* Data for the task
>> Begin

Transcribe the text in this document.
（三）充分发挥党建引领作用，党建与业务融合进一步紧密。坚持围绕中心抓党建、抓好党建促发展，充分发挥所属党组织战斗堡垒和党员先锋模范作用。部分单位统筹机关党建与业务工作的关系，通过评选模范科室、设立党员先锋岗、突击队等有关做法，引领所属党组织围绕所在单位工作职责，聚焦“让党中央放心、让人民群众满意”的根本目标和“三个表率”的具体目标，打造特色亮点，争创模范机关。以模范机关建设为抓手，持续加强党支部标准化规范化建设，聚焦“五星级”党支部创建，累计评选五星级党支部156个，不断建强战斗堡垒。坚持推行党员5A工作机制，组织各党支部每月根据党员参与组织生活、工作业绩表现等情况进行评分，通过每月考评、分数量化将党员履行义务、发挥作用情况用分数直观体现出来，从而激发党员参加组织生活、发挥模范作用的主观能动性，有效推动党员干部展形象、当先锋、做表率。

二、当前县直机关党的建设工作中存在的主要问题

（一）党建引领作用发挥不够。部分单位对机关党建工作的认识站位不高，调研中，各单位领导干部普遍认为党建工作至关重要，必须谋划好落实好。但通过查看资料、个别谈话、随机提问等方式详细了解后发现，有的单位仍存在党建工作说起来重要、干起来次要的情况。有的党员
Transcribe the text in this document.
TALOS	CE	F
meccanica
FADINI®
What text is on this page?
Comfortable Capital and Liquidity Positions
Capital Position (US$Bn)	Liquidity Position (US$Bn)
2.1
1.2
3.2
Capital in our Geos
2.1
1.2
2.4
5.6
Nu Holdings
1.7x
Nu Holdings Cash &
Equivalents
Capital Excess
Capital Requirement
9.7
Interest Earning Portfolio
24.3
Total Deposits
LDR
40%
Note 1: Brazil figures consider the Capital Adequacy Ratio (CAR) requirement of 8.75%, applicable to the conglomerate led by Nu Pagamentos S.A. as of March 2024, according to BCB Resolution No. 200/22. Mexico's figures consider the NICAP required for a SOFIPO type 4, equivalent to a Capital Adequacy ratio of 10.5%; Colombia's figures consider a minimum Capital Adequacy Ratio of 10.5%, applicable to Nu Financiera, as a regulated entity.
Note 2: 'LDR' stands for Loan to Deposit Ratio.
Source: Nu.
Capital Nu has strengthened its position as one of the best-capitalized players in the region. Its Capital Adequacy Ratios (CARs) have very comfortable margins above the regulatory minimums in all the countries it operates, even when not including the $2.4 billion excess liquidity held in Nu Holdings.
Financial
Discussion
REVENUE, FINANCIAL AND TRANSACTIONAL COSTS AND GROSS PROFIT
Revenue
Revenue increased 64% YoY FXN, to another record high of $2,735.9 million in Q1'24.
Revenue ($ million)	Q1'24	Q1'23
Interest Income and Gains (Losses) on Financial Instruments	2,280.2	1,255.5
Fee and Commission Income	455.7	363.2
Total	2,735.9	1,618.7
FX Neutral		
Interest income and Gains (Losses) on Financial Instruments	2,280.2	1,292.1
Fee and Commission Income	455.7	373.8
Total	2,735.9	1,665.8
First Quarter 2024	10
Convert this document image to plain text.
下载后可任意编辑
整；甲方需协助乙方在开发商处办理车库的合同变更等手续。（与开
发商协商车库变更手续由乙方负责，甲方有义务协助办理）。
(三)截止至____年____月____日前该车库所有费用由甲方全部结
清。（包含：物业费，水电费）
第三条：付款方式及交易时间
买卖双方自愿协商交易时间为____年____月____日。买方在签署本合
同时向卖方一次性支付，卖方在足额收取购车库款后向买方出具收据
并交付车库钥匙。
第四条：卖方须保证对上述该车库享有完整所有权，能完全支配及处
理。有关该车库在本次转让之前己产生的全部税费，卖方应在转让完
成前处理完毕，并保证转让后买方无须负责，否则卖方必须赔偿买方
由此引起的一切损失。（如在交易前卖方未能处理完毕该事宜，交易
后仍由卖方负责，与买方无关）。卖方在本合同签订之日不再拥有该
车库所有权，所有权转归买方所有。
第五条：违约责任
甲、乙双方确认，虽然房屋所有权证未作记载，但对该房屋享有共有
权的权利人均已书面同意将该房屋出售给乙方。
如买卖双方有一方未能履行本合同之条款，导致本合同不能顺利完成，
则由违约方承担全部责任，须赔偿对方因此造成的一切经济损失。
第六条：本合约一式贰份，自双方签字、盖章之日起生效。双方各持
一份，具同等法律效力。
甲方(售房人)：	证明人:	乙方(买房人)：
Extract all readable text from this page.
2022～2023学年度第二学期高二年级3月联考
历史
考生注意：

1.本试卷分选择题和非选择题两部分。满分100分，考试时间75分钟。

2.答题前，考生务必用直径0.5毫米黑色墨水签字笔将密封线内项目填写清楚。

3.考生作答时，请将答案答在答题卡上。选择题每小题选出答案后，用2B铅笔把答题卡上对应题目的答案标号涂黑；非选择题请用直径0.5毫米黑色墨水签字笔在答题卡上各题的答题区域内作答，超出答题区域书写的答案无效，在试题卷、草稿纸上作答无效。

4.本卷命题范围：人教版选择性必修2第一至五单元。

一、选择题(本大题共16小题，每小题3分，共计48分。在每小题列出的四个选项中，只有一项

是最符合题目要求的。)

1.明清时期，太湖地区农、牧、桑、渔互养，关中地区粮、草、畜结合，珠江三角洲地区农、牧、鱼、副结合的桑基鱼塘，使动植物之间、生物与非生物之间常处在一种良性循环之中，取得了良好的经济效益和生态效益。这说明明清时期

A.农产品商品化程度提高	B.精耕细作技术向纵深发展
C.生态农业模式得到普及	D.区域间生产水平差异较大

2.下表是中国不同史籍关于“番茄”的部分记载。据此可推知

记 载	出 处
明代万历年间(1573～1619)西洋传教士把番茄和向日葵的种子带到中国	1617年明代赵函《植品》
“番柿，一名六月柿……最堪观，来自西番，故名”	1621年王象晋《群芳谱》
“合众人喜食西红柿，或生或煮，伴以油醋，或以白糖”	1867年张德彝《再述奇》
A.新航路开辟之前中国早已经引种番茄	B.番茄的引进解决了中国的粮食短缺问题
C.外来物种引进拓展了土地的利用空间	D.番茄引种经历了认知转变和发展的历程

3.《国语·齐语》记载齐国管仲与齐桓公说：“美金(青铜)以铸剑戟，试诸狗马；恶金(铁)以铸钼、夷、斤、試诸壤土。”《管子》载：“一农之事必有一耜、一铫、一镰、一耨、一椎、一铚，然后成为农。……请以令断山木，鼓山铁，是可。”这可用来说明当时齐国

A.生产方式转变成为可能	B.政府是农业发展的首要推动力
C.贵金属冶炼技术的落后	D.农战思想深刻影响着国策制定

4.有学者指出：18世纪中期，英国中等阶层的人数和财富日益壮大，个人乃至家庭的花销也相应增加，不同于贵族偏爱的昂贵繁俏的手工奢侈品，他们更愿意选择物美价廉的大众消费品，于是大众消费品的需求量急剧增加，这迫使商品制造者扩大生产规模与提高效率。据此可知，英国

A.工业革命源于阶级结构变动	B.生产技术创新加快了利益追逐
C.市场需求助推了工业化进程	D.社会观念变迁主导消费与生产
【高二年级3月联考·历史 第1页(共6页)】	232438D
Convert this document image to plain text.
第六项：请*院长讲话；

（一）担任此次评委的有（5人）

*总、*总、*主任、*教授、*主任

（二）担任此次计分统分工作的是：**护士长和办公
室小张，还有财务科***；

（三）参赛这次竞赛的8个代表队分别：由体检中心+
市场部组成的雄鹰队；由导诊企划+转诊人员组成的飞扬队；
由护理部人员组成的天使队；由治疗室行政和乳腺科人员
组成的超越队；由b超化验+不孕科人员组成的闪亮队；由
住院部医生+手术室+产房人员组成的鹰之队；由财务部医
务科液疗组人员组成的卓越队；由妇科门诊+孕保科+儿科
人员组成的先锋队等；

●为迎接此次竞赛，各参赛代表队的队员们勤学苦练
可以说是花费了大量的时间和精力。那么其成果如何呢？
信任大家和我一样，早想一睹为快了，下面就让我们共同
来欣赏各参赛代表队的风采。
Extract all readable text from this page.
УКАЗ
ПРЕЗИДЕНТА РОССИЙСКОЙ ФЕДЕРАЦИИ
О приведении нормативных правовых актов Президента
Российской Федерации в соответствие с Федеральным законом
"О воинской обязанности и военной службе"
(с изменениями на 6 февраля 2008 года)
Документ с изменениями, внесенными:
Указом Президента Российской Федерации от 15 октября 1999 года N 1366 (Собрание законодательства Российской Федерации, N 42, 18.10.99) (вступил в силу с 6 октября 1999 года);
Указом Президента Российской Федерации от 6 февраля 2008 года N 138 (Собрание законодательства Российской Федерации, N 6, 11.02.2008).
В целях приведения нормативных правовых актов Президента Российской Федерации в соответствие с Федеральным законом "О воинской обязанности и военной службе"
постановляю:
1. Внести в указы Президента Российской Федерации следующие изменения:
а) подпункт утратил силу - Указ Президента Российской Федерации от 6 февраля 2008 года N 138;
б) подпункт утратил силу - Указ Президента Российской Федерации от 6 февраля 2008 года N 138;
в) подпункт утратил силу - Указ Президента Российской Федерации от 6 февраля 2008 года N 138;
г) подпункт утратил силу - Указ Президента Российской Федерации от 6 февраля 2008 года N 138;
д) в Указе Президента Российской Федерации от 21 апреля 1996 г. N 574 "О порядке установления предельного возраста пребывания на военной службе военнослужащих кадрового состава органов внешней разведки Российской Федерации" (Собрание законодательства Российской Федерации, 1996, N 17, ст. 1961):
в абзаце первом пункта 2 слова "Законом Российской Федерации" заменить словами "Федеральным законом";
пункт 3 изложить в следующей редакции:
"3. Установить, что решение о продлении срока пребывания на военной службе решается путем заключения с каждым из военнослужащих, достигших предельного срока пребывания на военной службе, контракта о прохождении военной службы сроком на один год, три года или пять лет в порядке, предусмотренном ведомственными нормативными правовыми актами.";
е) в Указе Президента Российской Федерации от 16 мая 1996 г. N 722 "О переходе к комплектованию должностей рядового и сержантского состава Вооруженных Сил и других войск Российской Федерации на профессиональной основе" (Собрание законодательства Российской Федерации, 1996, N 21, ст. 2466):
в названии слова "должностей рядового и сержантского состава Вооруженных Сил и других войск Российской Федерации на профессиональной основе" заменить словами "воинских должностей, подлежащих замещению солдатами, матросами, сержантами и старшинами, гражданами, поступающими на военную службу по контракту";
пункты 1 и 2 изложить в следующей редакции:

>> End

* Exercise prompt
From the listing, copy every line where the string "рядового" appears.

* Reply to the exercise
е) в Указе Президента Российской Федерации от 16 мая 1996 г. N 722 "О переходе к комплектованию должностей рядового и сержантского состава Вооруженных Сил и других войск Российской Федерации на профессиональной основе" (Собрание законодательства Российской Федерации, 1996, N 21, ст. 2466):
в названии слова "должностей рядового и сержантского состава Вооруженных Сил и других войск Российской Федерации на профессиональной основе" заменить словами "воинских должностей, подлежащих замещению солдатами, матросами, сержантами и старшинами, гражданами, поступающими на военную службу по контракту";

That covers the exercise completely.